**Task instructions:** Print each of the entries exactly, leaving nothing out.

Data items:
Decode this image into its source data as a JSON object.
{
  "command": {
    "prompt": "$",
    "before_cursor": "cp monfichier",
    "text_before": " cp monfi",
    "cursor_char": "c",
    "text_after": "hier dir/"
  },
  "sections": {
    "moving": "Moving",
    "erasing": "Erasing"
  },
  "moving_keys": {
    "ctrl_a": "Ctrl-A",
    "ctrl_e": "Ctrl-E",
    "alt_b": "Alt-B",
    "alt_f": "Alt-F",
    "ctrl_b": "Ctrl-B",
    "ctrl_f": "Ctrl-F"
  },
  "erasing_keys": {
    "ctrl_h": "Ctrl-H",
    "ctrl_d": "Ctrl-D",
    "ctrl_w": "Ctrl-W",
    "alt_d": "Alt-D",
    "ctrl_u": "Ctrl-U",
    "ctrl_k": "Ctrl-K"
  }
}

**Expected output:**
Decode this image into its source data as a JSON object.
{
  "command": {
    "prompt": "$",
    "before_cursor": "cp monfichier",
    "text_before": " cp monfi",
    "cursor_char": "c",
    "text_after": "hier dir/"
  },
  "sections": {
    "moving": "Moving",
    "erasing": "Erasing"
  },
  "moving_keys": {
    "ctrl_a": "Ctrl-A",
    "ctrl_e": "Ctrl-E",
    "alt_b": "Alt-B",
    "alt_f": "Alt-F",
    "ctrl_b": "Ctrl-B",
    "ctrl_f": "Ctrl-F"
  },
  "erasing_keys": {
    "ctrl_h": "Ctrl-H",
    "ctrl_d": "Ctrl-D",
    "ctrl_w": "Ctrl-W",
    "alt_d": "Alt-D",
    "ctrl_u": "Ctrl-U",
    "ctrl_k": "Ctrl-K"
  }
}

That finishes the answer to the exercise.